◆ TASK BRIEF ◆
Please reproduce the records below line for line, without any change, and leave the pictures out.

-*-*-

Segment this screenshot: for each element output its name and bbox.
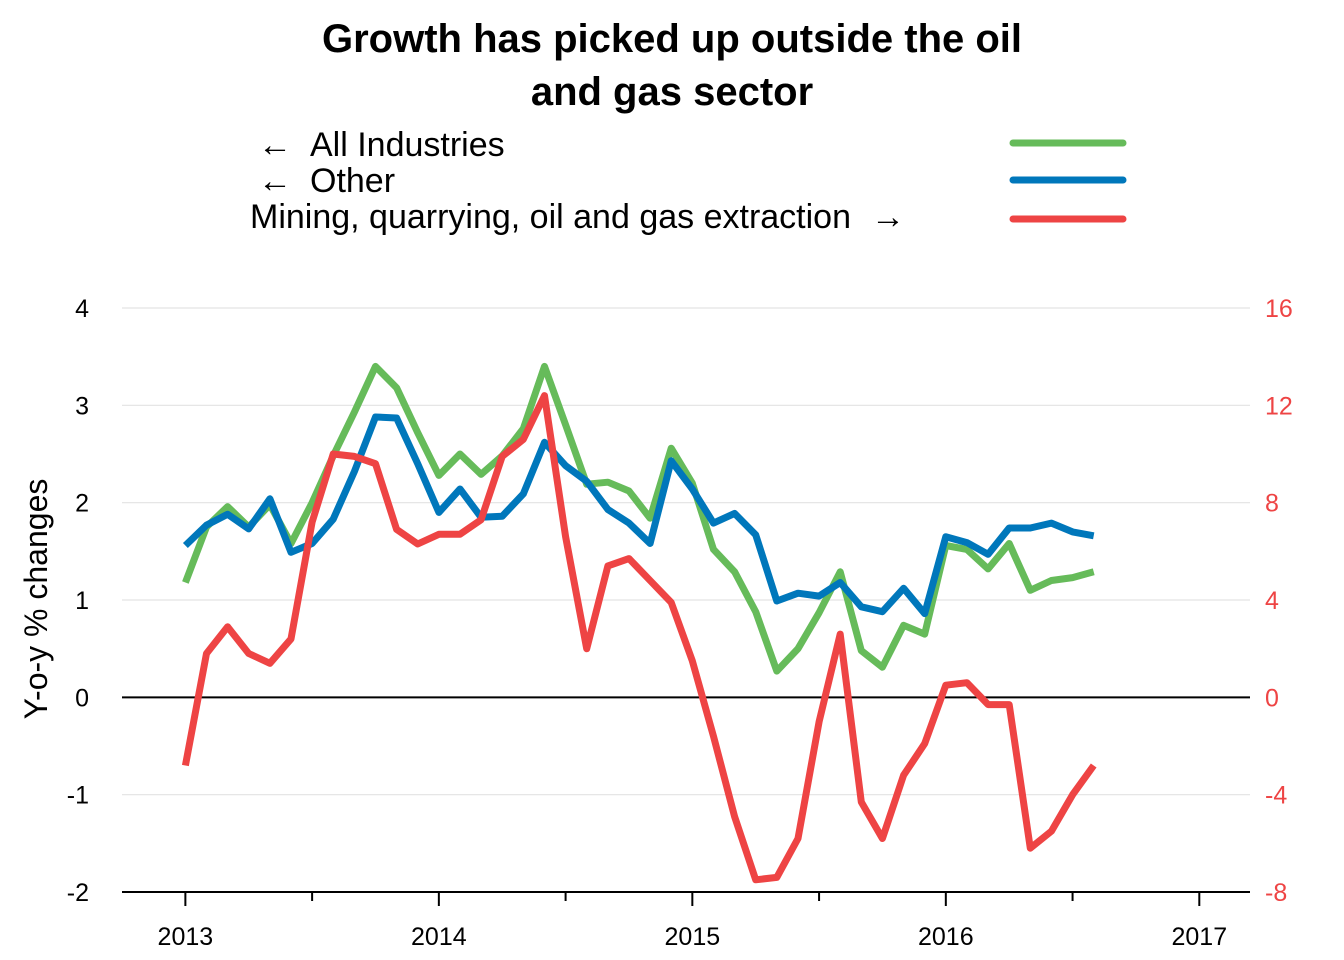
right-tick-label: 0 (1265, 684, 1279, 712)
left-tick-label: 0 (75, 684, 89, 712)
axes (122, 696, 1250, 906)
series-line-all-industries (182, 362, 1095, 675)
legend-arrow-left-icon: ← (258, 126, 292, 164)
right-tick-label: -4 (1265, 782, 1287, 810)
y-axis-label: Y-o-y % changes (18, 479, 54, 720)
right-tick-label: 4 (1265, 587, 1279, 615)
right-tick-label: -8 (1265, 879, 1287, 907)
left-tick-label: 1 (75, 587, 89, 615)
x-tick-label: 2016 (918, 923, 974, 951)
legend-label-other: ← Other (258, 162, 395, 200)
legend-text-all-industries: All Industries (310, 126, 505, 164)
legend-label-mining: Mining, quarrying, oil and gas extractio… (250, 198, 905, 236)
right-tick-label: 16 (1265, 295, 1293, 323)
series-line-mining-quarrying-oil-and-gas-extraction (181, 392, 1097, 884)
series-lines (181, 362, 1097, 884)
left-tick-label: -1 (67, 782, 89, 810)
right-axis-ticks: -8 -4 0 4 8 12 16 (1265, 295, 1293, 907)
x-tick-label: 2017 (1171, 923, 1227, 951)
left-axis-ticks: -2 -1 0 1 2 3 4 (67, 295, 89, 907)
left-tick-label: 3 (75, 392, 89, 420)
legend: ← All Industries ← Other Mining, quarrying… (250, 126, 1127, 236)
legend-text-other: Other (310, 162, 395, 200)
left-tick-label: 2 (75, 490, 89, 518)
legend-text-mining: Mining, quarrying, oil and gas extractio… (250, 198, 851, 236)
series-line-other (182, 413, 1095, 618)
right-tick-label: 12 (1265, 392, 1293, 420)
legend-arrow-right-icon: → (871, 198, 905, 236)
x-tick-label: 2015 (665, 923, 721, 951)
x-axis-ticks: 2013 2014 2015 2016 2017 (158, 923, 1228, 951)
legend-label-all-industries: ← All Industries (258, 126, 505, 164)
chart-title-line-1: Growth has picked up outside the oil (322, 17, 1022, 61)
chart-title-line-2: and gas sector (531, 70, 813, 114)
legend-entry-all-industries: ← All Industries (258, 126, 1127, 164)
legend-entry-mining: Mining, quarrying, oil and gas extractio… (250, 198, 1127, 236)
x-tick-label: 2014 (411, 923, 467, 951)
legend-arrow-left-icon: ← (258, 162, 292, 200)
right-tick-label: 8 (1265, 490, 1279, 518)
left-tick-label: -2 (67, 879, 89, 907)
left-tick-label: 4 (75, 295, 89, 323)
x-tick-label: 2013 (158, 923, 214, 951)
chart-title: Growth has picked up outside the oil and… (322, 17, 1022, 114)
legend-entry-other: ← Other (258, 162, 1127, 200)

-*-*-

◆ COMPLETE ANSWER ◆
Segment this screenshot: for each element output its name and bbox.
right-tick-label: 0 (1265, 684, 1279, 712)
left-tick-label: 0 (75, 684, 89, 712)
axes (122, 696, 1250, 906)
series-line-all-industries (182, 362, 1095, 675)
legend-arrow-left-icon: ← (258, 126, 292, 164)
right-tick-label: -4 (1265, 782, 1287, 810)
y-axis-label: Y-o-y % changes (18, 479, 54, 720)
right-tick-label: 4 (1265, 587, 1279, 615)
right-tick-label: -8 (1265, 879, 1287, 907)
left-tick-label: 1 (75, 587, 89, 615)
x-tick-label: 2016 (918, 923, 974, 951)
legend-label-other: ← Other (258, 162, 395, 200)
legend-text-all-industries: All Industries (310, 126, 505, 164)
legend-label-mining: Mining, quarrying, oil and gas extractio… (250, 198, 905, 236)
right-tick-label: 16 (1265, 295, 1293, 323)
series-line-mining-quarrying-oil-and-gas-extraction (181, 392, 1097, 884)
series-lines (181, 362, 1097, 884)
left-tick-label: -1 (67, 782, 89, 810)
right-axis-ticks: -8 -4 0 4 8 12 16 (1265, 295, 1293, 907)
x-tick-label: 2017 (1171, 923, 1227, 951)
left-axis-ticks: -2 -1 0 1 2 3 4 (67, 295, 89, 907)
left-tick-label: 3 (75, 392, 89, 420)
legend: ← All Industries ← Other Mining, quarrying… (250, 126, 1127, 236)
legend-text-other: Other (310, 162, 395, 200)
left-tick-label: 2 (75, 490, 89, 518)
legend-text-mining: Mining, quarrying, oil and gas extractio… (250, 198, 851, 236)
series-line-other (182, 413, 1095, 618)
right-tick-label: 12 (1265, 392, 1293, 420)
legend-arrow-right-icon: → (871, 198, 905, 236)
x-tick-label: 2015 (665, 923, 721, 951)
x-axis-ticks: 2013 2014 2015 2016 2017 (158, 923, 1228, 951)
legend-label-all-industries: ← All Industries (258, 126, 505, 164)
chart-title-line-1: Growth has picked up outside the oil (322, 17, 1022, 61)
chart-title-line-2: and gas sector (531, 70, 813, 114)
legend-entry-all-industries: ← All Industries (258, 126, 1127, 164)
legend-entry-mining: Mining, quarrying, oil and gas extractio… (250, 198, 1127, 236)
x-tick-label: 2014 (411, 923, 467, 951)
legend-arrow-left-icon: ← (258, 162, 292, 200)
right-tick-label: 8 (1265, 490, 1279, 518)
left-tick-label: -2 (67, 879, 89, 907)
left-tick-label: 4 (75, 295, 89, 323)
x-tick-label: 2013 (158, 923, 214, 951)
chart-title: Growth has picked up outside the oil and… (322, 17, 1022, 114)
legend-entry-other: ← Other (258, 162, 1127, 200)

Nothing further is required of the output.